### PROBLEM TO WORK ON:
Copy out each line exactly as it appears.
---
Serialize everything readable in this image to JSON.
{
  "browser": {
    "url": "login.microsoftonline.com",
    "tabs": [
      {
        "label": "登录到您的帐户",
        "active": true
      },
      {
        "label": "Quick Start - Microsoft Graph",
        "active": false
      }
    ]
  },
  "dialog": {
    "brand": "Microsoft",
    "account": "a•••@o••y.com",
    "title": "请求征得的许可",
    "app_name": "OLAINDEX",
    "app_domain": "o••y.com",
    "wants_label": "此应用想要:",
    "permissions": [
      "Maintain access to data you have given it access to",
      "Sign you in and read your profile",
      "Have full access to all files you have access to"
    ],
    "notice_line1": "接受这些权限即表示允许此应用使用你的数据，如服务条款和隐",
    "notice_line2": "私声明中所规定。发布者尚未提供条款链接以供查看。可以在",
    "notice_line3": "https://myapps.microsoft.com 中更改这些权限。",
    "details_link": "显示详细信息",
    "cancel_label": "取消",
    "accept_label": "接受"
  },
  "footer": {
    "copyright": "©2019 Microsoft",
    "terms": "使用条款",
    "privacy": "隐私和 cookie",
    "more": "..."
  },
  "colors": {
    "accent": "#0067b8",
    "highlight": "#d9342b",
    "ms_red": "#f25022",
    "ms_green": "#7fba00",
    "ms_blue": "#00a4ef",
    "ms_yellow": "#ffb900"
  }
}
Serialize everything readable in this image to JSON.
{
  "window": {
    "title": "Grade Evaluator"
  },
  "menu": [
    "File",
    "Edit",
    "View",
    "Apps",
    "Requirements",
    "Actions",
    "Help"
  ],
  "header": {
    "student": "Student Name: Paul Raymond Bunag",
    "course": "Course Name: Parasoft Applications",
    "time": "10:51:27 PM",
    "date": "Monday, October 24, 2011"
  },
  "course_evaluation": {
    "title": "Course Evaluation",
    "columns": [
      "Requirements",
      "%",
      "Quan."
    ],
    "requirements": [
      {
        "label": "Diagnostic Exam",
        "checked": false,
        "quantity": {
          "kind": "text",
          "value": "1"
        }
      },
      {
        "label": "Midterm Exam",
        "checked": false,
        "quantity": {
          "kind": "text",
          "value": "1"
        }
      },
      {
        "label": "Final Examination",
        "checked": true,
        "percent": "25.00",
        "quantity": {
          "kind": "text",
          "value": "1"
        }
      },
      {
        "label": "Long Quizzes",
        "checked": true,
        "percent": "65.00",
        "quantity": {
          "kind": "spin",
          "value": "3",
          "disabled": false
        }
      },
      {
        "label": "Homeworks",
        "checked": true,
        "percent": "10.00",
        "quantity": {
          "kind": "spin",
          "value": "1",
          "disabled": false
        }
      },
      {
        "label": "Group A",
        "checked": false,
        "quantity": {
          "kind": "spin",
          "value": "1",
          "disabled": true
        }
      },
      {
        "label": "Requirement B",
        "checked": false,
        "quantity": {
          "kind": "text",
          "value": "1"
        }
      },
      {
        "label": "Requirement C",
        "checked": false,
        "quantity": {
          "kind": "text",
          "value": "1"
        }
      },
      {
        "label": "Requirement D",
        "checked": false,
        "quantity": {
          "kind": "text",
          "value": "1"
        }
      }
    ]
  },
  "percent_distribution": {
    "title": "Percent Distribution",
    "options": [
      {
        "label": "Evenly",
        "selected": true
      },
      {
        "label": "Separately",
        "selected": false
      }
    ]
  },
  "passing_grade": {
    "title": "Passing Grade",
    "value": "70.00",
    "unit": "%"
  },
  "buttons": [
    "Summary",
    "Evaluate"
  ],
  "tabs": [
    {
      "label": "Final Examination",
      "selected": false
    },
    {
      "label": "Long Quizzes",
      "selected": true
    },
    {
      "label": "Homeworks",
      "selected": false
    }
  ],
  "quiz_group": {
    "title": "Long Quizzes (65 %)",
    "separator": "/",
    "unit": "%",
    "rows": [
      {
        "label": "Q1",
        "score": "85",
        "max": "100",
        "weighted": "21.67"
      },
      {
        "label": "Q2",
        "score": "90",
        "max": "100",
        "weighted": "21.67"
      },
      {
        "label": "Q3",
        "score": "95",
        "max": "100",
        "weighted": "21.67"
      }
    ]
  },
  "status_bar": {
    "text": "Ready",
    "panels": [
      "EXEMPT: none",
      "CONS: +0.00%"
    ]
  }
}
---
### THE OUTPUT:
Serialize everything readable in this image to JSON.
{
  "browser": {
    "url": "login.microsoftonline.com",
    "tabs": [
      {
        "label": "登录到您的帐户",
        "active": true
      },
      {
        "label": "Quick Start - Microsoft Graph",
        "active": false
      }
    ]
  },
  "dialog": {
    "brand": "Microsoft",
    "account": "a•••@o••y.com",
    "title": "请求征得的许可",
    "app_name": "OLAINDEX",
    "app_domain": "o••y.com",
    "wants_label": "此应用想要:",
    "permissions": [
      "Maintain access to data you have given it access to",
      "Sign you in and read your profile",
      "Have full access to all files you have access to"
    ],
    "notice_line1": "接受这些权限即表示允许此应用使用你的数据，如服务条款和隐",
    "notice_line2": "私声明中所规定。发布者尚未提供条款链接以供查看。可以在",
    "notice_line3": "https://myapps.microsoft.com 中更改这些权限。",
    "details_link": "显示详细信息",
    "cancel_label": "取消",
    "accept_label": "接受"
  },
  "footer": {
    "copyright": "©2019 Microsoft",
    "terms": "使用条款",
    "privacy": "隐私和 cookie",
    "more": "..."
  },
  "colors": {
    "accent": "#0067b8",
    "highlight": "#d9342b",
    "ms_red": "#f25022",
    "ms_green": "#7fba00",
    "ms_blue": "#00a4ef",
    "ms_yellow": "#ffb900"
  }
}
Serialize everything readable in this image to JSON.
{
  "window": {
    "title": "Grade Evaluator"
  },
  "menu": [
    "File",
    "Edit",
    "View",
    "Apps",
    "Requirements",
    "Actions",
    "Help"
  ],
  "header": {
    "student": "Student Name: Paul Raymond Bunag",
    "course": "Course Name: Parasoft Applications",
    "time": "10:51:27 PM",
    "date": "Monday, October 24, 2011"
  },
  "course_evaluation": {
    "title": "Course Evaluation",
    "columns": [
      "Requirements",
      "%",
      "Quan."
    ],
    "requirements": [
      {
        "label": "Diagnostic Exam",
        "checked": false,
        "quantity": {
          "kind": "text",
          "value": "1"
        }
      },
      {
        "label": "Midterm Exam",
        "checked": false,
        "quantity": {
          "kind": "text",
          "value": "1"
        }
      },
      {
        "label": "Final Examination",
        "checked": true,
        "percent": "25.00",
        "quantity": {
          "kind": "text",
          "value": "1"
        }
      },
      {
        "label": "Long Quizzes",
        "checked": true,
        "percent": "65.00",
        "quantity": {
          "kind": "spin",
          "value": "3",
          "disabled": false
        }
      },
      {
        "label": "Homeworks",
        "checked": true,
        "percent": "10.00",
        "quantity": {
          "kind": "spin",
          "value": "1",
          "disabled": false
        }
      },
      {
        "label": "Group A",
        "checked": false,
        "quantity": {
          "kind": "spin",
          "value": "1",
          "disabled": true
        }
      },
      {
        "label": "Requirement B",
        "checked": false,
        "quantity": {
          "kind": "text",
          "value": "1"
        }
      },
      {
        "label": "Requirement C",
        "checked": false,
        "quantity": {
          "kind": "text",
          "value": "1"
        }
      },
      {
        "label": "Requirement D",
        "checked": false,
        "quantity": {
          "kind": "text",
          "value": "1"
        }
      }
    ]
  },
  "percent_distribution": {
    "title": "Percent Distribution",
    "options": [
      {
        "label": "Evenly",
        "selected": true
      },
      {
        "label": "Separately",
        "selected": false
      }
    ]
  },
  "passing_grade": {
    "title": "Passing Grade",
    "value": "70.00",
    "unit": "%"
  },
  "buttons": [
    "Summary",
    "Evaluate"
  ],
  "tabs": [
    {
      "label": "Final Examination",
      "selected": false
    },
    {
      "label": "Long Quizzes",
      "selected": true
    },
    {
      "label": "Homeworks",
      "selected": false
    }
  ],
  "quiz_group": {
    "title": "Long Quizzes (65 %)",
    "separator": "/",
    "unit": "%",
    "rows": [
      {
        "label": "Q1",
        "score": "85",
        "max": "100",
        "weighted": "21.67"
      },
      {
        "label": "Q2",
        "score": "90",
        "max": "100",
        "weighted": "21.67"
      },
      {
        "label": "Q3",
        "score": "95",
        "max": "100",
        "weighted": "21.67"
      }
    ]
  },
  "status_bar": {
    "text": "Ready",
    "panels": [
      "EXEMPT: none",
      "CONS: +0.00%"
    ]
  }
}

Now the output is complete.